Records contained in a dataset
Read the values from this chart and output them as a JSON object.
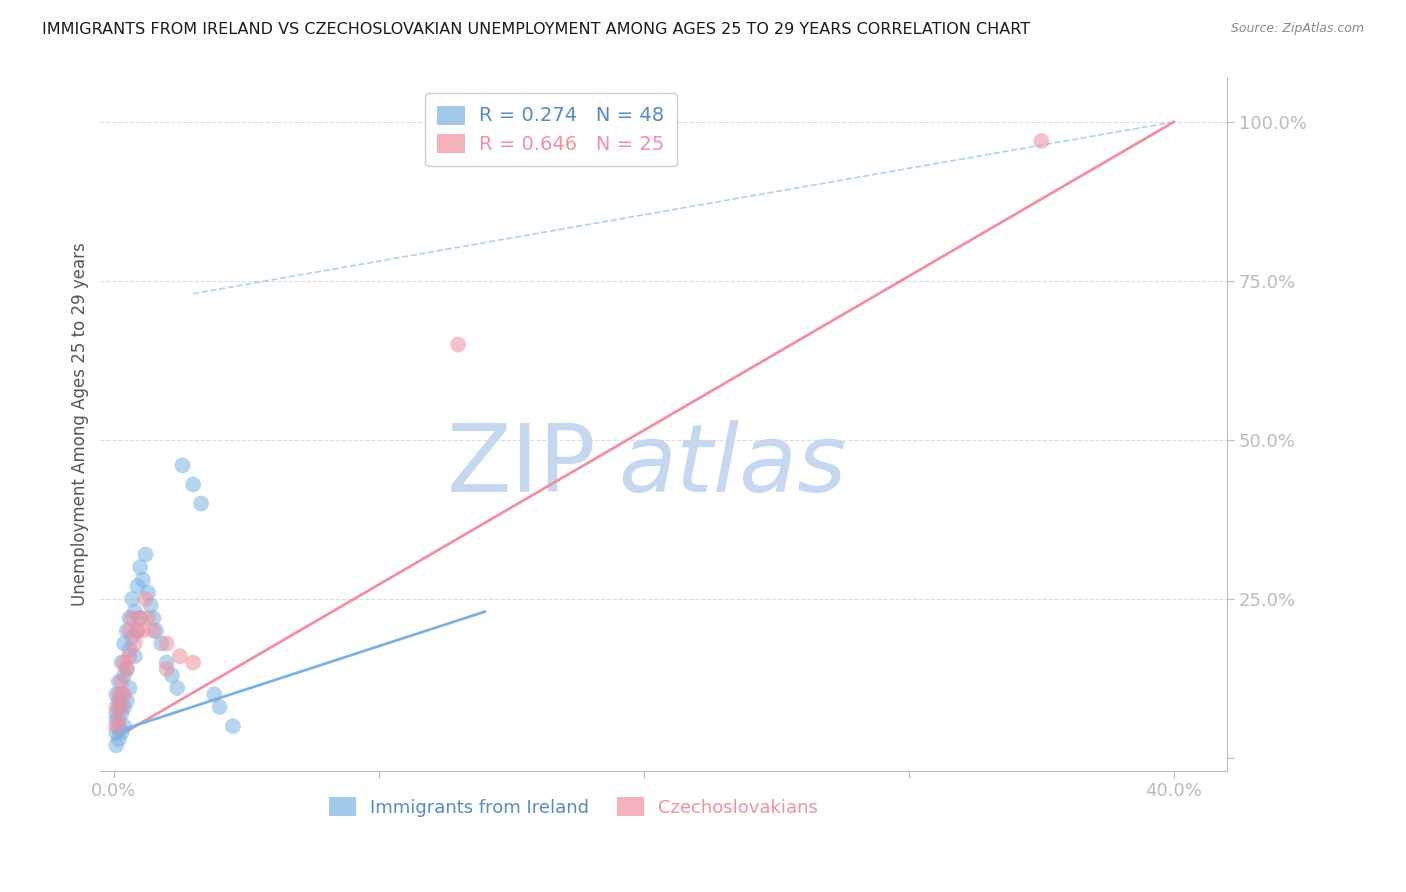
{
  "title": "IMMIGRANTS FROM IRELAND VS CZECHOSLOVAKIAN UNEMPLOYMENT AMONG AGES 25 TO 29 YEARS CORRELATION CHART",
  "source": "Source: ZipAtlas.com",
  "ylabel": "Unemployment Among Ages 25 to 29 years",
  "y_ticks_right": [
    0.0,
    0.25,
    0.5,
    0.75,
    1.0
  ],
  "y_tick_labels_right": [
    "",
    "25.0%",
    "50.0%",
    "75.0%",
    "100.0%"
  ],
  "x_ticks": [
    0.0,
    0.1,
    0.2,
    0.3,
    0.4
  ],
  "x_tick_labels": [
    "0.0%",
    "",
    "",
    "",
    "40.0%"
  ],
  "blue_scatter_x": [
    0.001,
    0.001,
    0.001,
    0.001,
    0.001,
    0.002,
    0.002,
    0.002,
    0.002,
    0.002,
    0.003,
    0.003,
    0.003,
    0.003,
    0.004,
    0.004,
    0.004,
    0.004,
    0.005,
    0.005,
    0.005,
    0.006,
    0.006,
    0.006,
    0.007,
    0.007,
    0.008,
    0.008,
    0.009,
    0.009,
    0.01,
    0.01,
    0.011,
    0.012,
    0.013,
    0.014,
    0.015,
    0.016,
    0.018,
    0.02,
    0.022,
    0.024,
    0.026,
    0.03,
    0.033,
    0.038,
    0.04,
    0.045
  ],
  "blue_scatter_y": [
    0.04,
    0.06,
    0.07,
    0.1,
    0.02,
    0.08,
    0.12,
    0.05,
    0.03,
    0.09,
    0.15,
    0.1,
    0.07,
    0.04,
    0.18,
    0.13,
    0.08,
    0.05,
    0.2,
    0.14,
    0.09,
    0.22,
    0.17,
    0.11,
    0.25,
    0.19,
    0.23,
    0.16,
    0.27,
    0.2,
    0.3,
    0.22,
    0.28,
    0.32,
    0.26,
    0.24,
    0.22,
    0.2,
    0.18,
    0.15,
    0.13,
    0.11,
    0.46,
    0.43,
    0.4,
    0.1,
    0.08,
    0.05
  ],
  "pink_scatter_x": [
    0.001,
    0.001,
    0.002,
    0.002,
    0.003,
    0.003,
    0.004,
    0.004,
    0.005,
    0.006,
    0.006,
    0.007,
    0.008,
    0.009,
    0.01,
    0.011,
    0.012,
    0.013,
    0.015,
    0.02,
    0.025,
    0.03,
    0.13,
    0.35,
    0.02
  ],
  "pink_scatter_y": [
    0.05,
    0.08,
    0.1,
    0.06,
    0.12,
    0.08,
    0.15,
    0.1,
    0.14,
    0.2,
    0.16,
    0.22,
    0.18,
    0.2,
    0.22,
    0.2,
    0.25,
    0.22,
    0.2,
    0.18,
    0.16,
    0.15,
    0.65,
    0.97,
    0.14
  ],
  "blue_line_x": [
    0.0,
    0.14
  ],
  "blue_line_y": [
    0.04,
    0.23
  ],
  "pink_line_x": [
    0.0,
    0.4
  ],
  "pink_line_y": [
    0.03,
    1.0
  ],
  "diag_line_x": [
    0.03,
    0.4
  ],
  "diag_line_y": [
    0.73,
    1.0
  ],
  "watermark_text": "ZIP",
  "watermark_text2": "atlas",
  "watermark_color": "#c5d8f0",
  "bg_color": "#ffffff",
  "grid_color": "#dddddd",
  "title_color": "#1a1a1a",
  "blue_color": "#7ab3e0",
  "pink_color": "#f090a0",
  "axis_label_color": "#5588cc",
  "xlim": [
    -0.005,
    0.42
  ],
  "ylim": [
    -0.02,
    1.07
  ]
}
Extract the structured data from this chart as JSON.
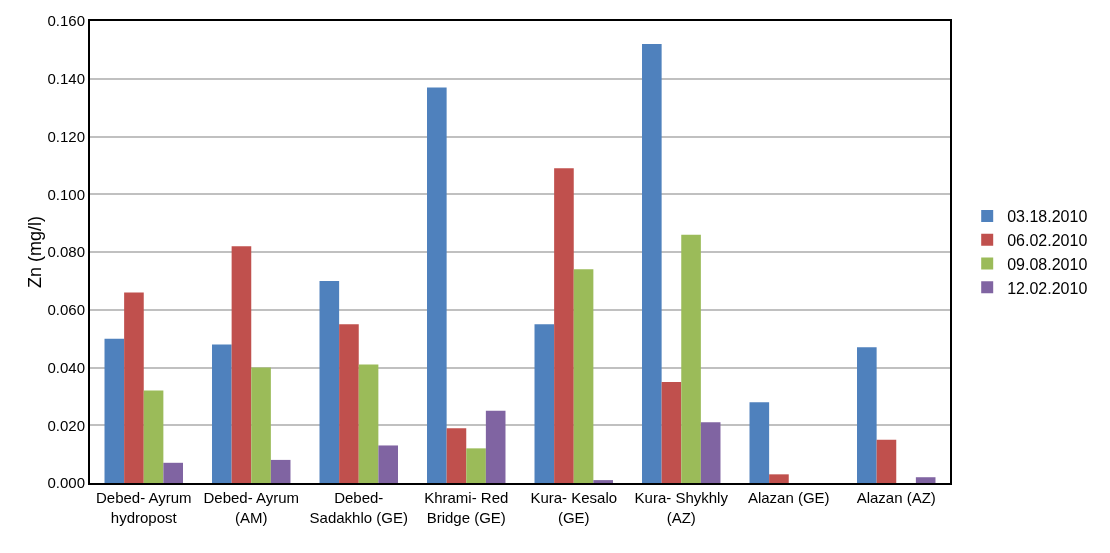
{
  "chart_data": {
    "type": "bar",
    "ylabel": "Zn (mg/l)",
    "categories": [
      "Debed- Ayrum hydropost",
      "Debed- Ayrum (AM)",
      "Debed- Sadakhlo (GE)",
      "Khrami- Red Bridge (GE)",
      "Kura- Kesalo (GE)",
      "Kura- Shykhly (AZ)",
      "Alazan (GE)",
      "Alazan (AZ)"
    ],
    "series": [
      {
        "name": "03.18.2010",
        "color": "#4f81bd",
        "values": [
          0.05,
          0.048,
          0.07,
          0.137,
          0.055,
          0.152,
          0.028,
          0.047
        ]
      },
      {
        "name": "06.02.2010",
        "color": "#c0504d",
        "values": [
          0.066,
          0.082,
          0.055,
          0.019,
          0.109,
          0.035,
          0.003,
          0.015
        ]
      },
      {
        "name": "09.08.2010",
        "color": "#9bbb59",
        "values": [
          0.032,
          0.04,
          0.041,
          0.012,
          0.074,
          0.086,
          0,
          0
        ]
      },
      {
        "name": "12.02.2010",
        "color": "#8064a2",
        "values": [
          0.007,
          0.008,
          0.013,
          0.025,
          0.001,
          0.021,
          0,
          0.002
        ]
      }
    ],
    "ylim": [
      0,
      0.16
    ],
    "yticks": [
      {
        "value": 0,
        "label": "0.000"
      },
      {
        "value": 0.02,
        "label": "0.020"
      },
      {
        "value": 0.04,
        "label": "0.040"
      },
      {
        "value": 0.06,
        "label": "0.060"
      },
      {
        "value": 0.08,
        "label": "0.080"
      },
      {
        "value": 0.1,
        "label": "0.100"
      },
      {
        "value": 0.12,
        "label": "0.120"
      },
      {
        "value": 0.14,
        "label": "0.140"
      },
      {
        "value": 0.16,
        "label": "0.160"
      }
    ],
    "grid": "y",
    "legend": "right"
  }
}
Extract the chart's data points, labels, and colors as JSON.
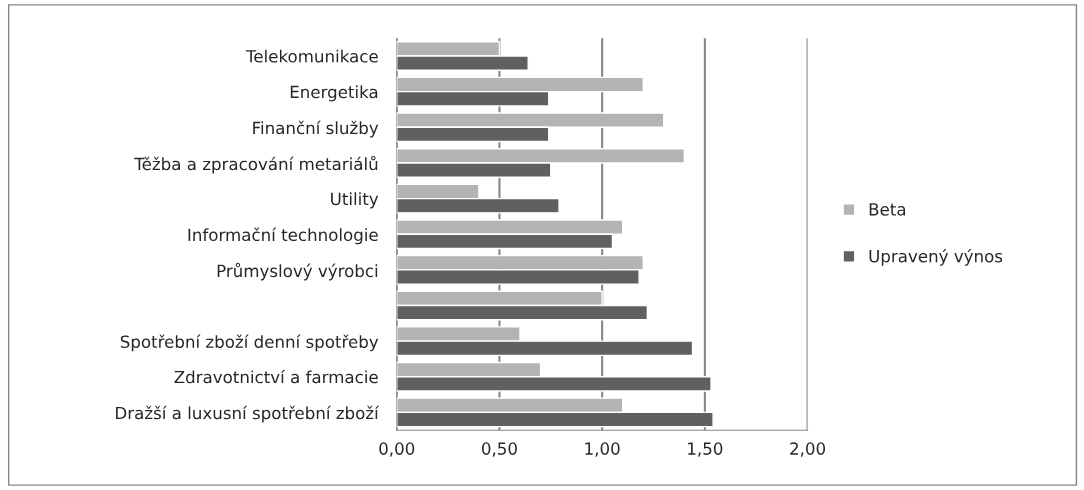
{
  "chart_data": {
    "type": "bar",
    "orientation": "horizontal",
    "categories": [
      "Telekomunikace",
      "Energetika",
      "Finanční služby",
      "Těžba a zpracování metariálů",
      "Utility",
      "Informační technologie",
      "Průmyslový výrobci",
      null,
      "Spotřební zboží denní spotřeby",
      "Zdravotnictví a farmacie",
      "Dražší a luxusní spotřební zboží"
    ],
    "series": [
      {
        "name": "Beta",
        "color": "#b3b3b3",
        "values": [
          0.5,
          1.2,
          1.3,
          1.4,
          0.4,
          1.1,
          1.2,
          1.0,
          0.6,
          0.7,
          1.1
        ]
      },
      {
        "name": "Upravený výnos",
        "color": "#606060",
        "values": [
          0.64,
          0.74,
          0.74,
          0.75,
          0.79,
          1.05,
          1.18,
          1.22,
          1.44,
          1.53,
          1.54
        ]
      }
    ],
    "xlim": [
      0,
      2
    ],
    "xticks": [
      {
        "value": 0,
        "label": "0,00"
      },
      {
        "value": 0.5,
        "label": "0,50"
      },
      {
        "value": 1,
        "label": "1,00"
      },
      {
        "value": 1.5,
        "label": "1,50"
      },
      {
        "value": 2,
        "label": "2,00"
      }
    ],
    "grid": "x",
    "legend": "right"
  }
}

**Goal of the exercise**
Copy out every line with the word "ylabel".

**Task result**
  "ylabel": "Unemployment Among Ages 25 to 29 years",
    "ylabel": "Zn (mg/l)",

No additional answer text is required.